Job: Copy every line that mentions the word "name".
◆ ◆ ◆
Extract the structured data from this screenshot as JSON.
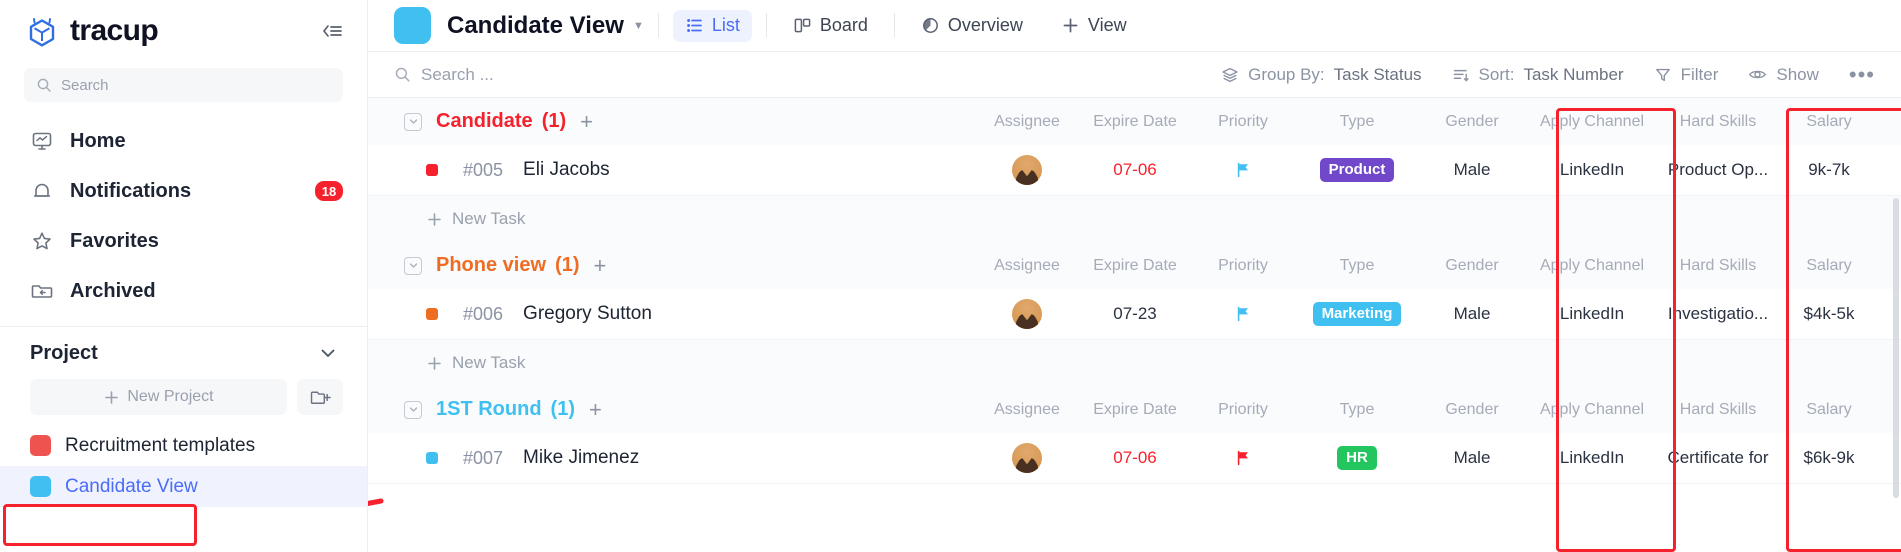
{
  "sidebar": {
    "brand": "tracup",
    "collapse_icon": "collapse-panel-icon",
    "search": {
      "placeholder": "Search",
      "icon": "search-icon"
    },
    "nav": [
      {
        "label": "Home",
        "icon": "dashboard-monitor-icon",
        "badge": ""
      },
      {
        "label": "Notifications",
        "icon": "bell-icon",
        "badge": "18"
      },
      {
        "label": "Favorites",
        "icon": "star-icon",
        "badge": ""
      },
      {
        "label": "Archived",
        "icon": "archive-folder-icon",
        "badge": ""
      }
    ],
    "project_section": {
      "title": "Project",
      "chevron_icon": "chevron-down-icon",
      "new_project_label": "New Project",
      "new_folder_icon": "new-folder-icon",
      "items": [
        {
          "label": "Recruitment templates",
          "color": "#ef5350",
          "active": false
        },
        {
          "label": "Candidate View",
          "color": "#3fc0f0",
          "active": true
        }
      ]
    }
  },
  "topbar": {
    "view_color": "#3fc0f0",
    "title": "Candidate View",
    "title_caret_icon": "chevron-down-icon",
    "tabs": [
      {
        "label": "List",
        "icon": "list-icon",
        "active": true
      },
      {
        "label": "Board",
        "icon": "board-icon",
        "active": false
      },
      {
        "label": "Overview",
        "icon": "pie-chart-icon",
        "active": false
      },
      {
        "label": "View",
        "icon": "plus-icon",
        "active": false
      }
    ]
  },
  "filterbar": {
    "search_placeholder": "Search ...",
    "search_icon": "search-icon",
    "group_by_label": "Group By:",
    "group_by_value": "Task Status",
    "group_by_icon": "layers-icon",
    "sort_label": "Sort:",
    "sort_value": "Task Number",
    "sort_icon": "sort-icon",
    "filter_label": "Filter",
    "filter_icon": "funnel-icon",
    "show_label": "Show",
    "show_icon": "eye-icon",
    "more_icon": "ellipsis-icon"
  },
  "columns": [
    "Assignee",
    "Expire Date",
    "Priority",
    "Type",
    "Gender",
    "Apply Channel",
    "Hard Skills",
    "Salary"
  ],
  "new_task_label": "New Task",
  "groups": [
    {
      "title": "Candidate",
      "count": "(1)",
      "color": "#f5222d",
      "add_icon": "plus-icon",
      "collapse_icon": "chevron-down-box-icon",
      "tasks": [
        {
          "dot_color": "#f5222d",
          "id": "#005",
          "name": "Eli Jacobs",
          "assignee_icon": "avatar",
          "expire_date": "07-06",
          "expire_urgent": true,
          "priority_icon": "flag-icon",
          "priority_color": "#3fc0f0",
          "type": "Product",
          "type_color": "#7048c9",
          "gender": "Male",
          "apply_channel": "LinkedIn",
          "hard_skills": "Product Op...",
          "salary": "9k-7k"
        }
      ]
    },
    {
      "title": "Phone view",
      "count": "(1)",
      "color": "#ef6c23",
      "add_icon": "plus-icon",
      "collapse_icon": "chevron-down-box-icon",
      "tasks": [
        {
          "dot_color": "#ef6c23",
          "id": "#006",
          "name": "Gregory Sutton",
          "assignee_icon": "avatar",
          "expire_date": "07-23",
          "expire_urgent": false,
          "priority_icon": "flag-icon",
          "priority_color": "#3fc0f0",
          "type": "Marketing",
          "type_color": "#3fc0f0",
          "gender": "Male",
          "apply_channel": "LinkedIn",
          "hard_skills": "Investigatio...",
          "salary": "$4k-5k"
        }
      ]
    },
    {
      "title": "1ST Round",
      "count": "(1)",
      "color": "#3fc0f0",
      "add_icon": "plus-icon",
      "collapse_icon": "chevron-down-box-icon",
      "tasks": [
        {
          "dot_color": "#3fc0f0",
          "id": "#007",
          "name": "Mike Jimenez",
          "assignee_icon": "avatar",
          "expire_date": "07-06",
          "expire_urgent": true,
          "priority_icon": "flag-icon",
          "priority_color": "#f5222d",
          "type": "HR",
          "type_color": "#22c55e",
          "gender": "Male",
          "apply_channel": "LinkedIn",
          "hard_skills": "Certificate for",
          "salary": "$6k-9k"
        }
      ]
    }
  ],
  "annotations": {
    "highlight_color": "#f5222d",
    "boxes": [
      "type-column-highlight",
      "apply-channel-column-highlight",
      "candidate-view-sidebar-highlight"
    ],
    "arrow": "red-arrow-pointing-to-candidate-view"
  }
}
◆ ◆ ◆
Task solution:
          "name": "Eli Jacobs",
          "name": "Gregory Sutton",
          "name": "Mike Jimenez",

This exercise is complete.